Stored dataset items
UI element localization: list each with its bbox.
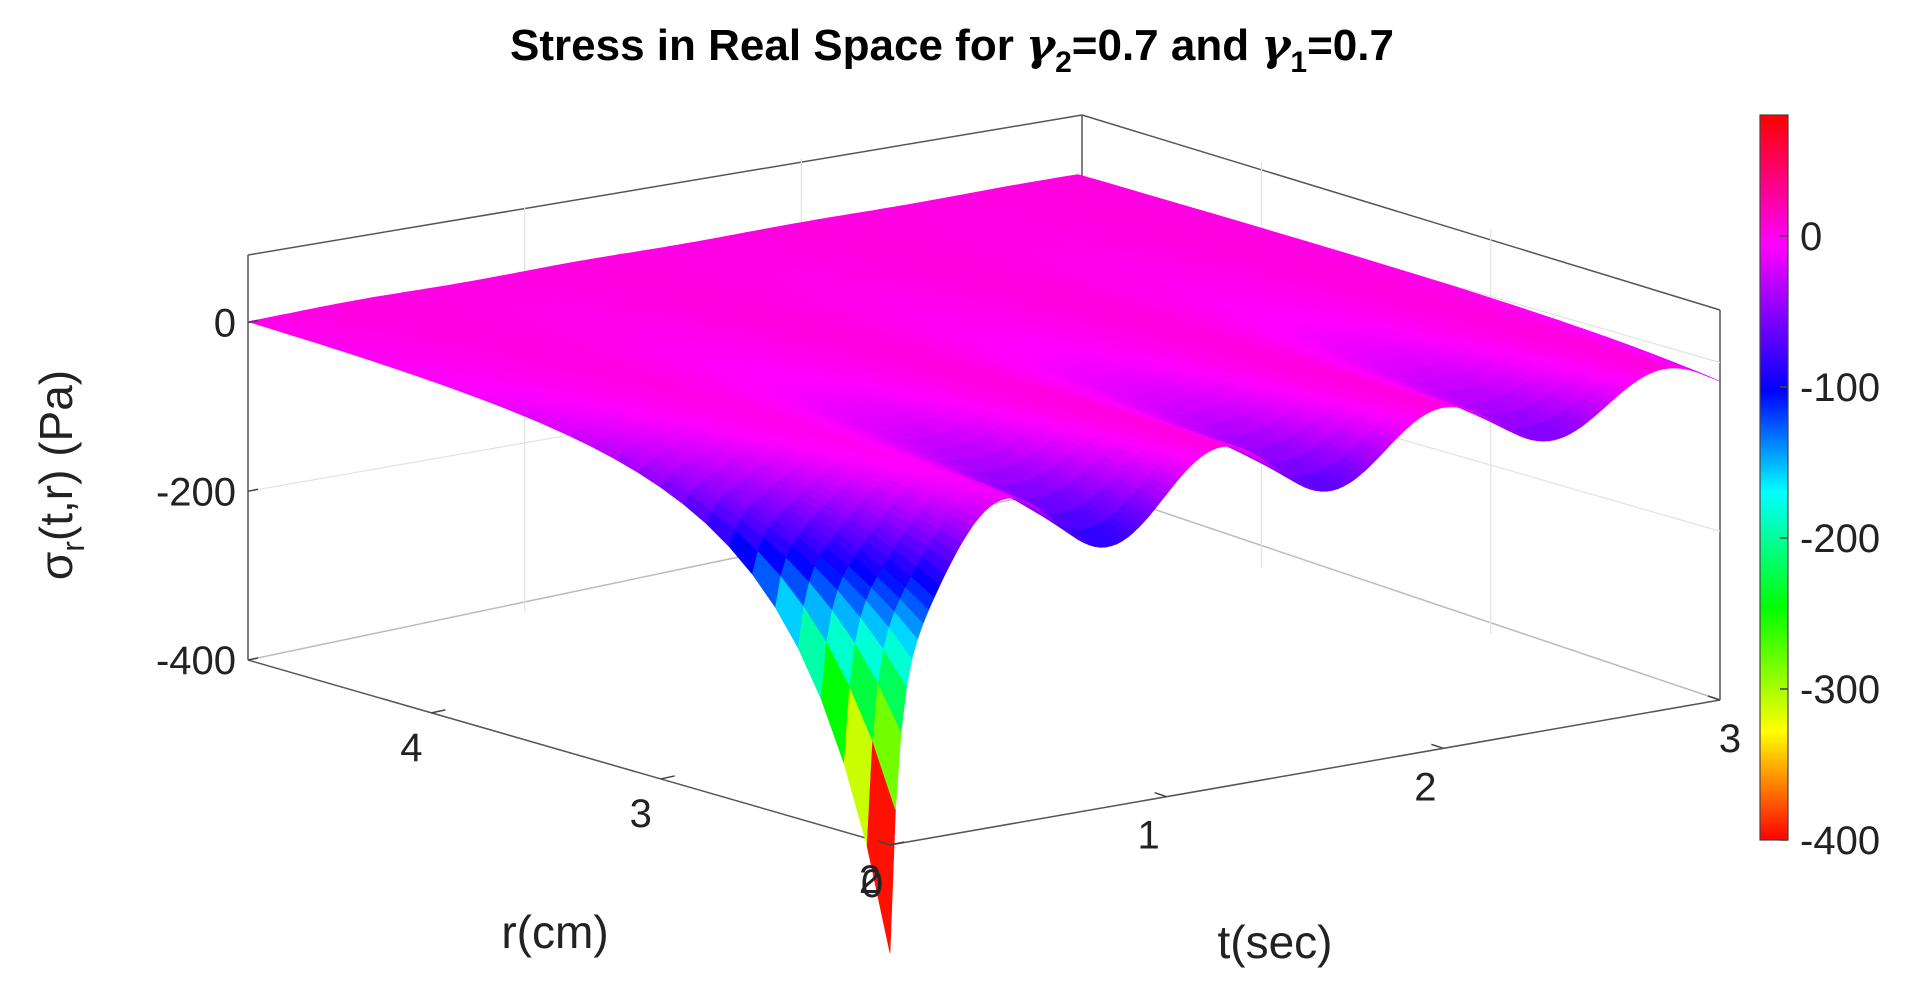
axis-edge-top-left [247,114,1083,256]
x-axis-label: t(sec) [1218,916,1333,968]
z-axis-label: σr(t,r) (Pa) [30,370,91,580]
colorbar [1759,114,1789,841]
colorbar-tick-label: -100 [1800,366,1880,410]
z-tick-label: -400 [156,639,236,683]
y-tick-label: 4 [400,726,422,770]
colorbar-tick-group: 0 -100 -200 -300 -400 [1780,215,1880,863]
z-tick-label: 0 [214,302,236,346]
x-tick-mark [1707,695,1721,701]
y-tick-label: 3 [630,792,652,836]
x-tick-label: 1 [1138,814,1160,858]
y-tick-label: 2 [859,858,881,902]
z-tick-mark [247,488,259,492]
y-tick-mark [431,709,446,714]
axes-box [247,114,1721,846]
colorbar-tick-label: 0 [1800,215,1822,259]
z-tick-label: -200 [156,470,236,514]
colorbar-tick-label: -300 [1800,668,1880,712]
y-tick-mark [889,841,905,846]
y-axis-label: r(cm) [501,906,608,958]
z-tick-mark [247,319,259,324]
colorbar-tick-label: -200 [1800,517,1880,561]
chart-title: Stress in Real Space for γ2=0.7 and γ1=0… [510,20,1394,79]
x-tick-mark [1154,791,1167,798]
axis-edge-top-right [1081,114,1721,311]
colorbar-tick-label: -400 [1800,819,1880,863]
x-tick-group: 0 1 2 3 [861,695,1741,906]
z-tick-group: -400 -200 0 [156,302,259,683]
x-tick-label: 3 [1719,717,1741,761]
y-tick-group: 2 3 4 [400,709,905,902]
y-tick-mark [660,775,675,780]
floor-back-right [1081,484,1721,701]
x-tick-mark [1431,743,1444,750]
z-tick-mark [247,657,259,661]
surface-patch [1691,369,1721,382]
y-axis-line [247,659,891,846]
x-tick-mark [877,840,891,846]
stress-surface [247,174,1721,954]
x-tick-label: 2 [1414,765,1436,809]
x-axis-line [889,699,1721,846]
x-tick-label: 0 [861,862,883,906]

GIVEN TASK
Convert the listing into a numbered list, one line per entry, without the blank lines and without the picture.

ANSWER TO THE TASK
1. UI element localization: list each with its bbox.
2. axis-edge-top-left [247,114,1083,256]
3. x-axis-label: t(sec) [1218,916,1333,968]
4. z-axis-label: σr(t,r) (Pa) [30,370,91,580]
5. colorbar [1759,114,1789,841]
6. colorbar-tick-label: -100 [1800,366,1880,410]
7. z-tick-label: -400 [156,639,236,683]
8. y-tick-label: 4 [400,726,422,770]
9. colorbar-tick-group: 0 -100 -200 -300 -400 [1780,215,1880,863]
10. z-tick-label: 0 [214,302,236,346]
11. x-tick-mark [1707,695,1721,701]
12. y-tick-label: 3 [630,792,652,836]
13. x-tick-label: 1 [1138,814,1160,858]
14. y-tick-label: 2 [859,858,881,902]
15. z-tick-mark [247,488,259,492]
16. y-tick-mark [431,709,446,714]
17. axes-box [247,114,1721,846]
18. colorbar-tick-label: 0 [1800,215,1822,259]
19. z-tick-label: -200 [156,470,236,514]
20. colorbar-tick-label: -300 [1800,668,1880,712]
21. y-tick-mark [889,841,905,846]
22. y-axis-label: r(cm) [501,906,608,958]
23. z-tick-mark [247,319,259,324]
24. colorbar-tick-label: -200 [1800,517,1880,561]
25. chart-title: Stress in Real Space for γ2=0.7 and γ1=0… [510,20,1394,79]
26. x-tick-mark [1154,791,1167,798]
27. axis-edge-top-right [1081,114,1721,311]
28. colorbar-tick-label: -400 [1800,819,1880,863]
29. x-tick-group: 0 1 2 3 [861,695,1741,906]
30. z-tick-group: -400 -200 0 [156,302,259,683]
31. x-tick-label: 3 [1719,717,1741,761]
32. y-tick-group: 2 3 4 [400,709,905,902]
33. y-tick-mark [660,775,675,780]
34. floor-back-right [1081,484,1721,701]
35. x-tick-mark [1431,743,1444,750]
36. z-tick-mark [247,657,259,661]
37. surface-patch [1691,369,1721,382]
38. y-axis-line [247,659,891,846]
39. x-tick-mark [877,840,891,846]
40. stress-surface [247,174,1721,954]
41. x-tick-label: 2 [1414,765,1436,809]
42. x-axis-line [889,699,1721,846]
43. x-tick-label: 0 [861,862,883,906]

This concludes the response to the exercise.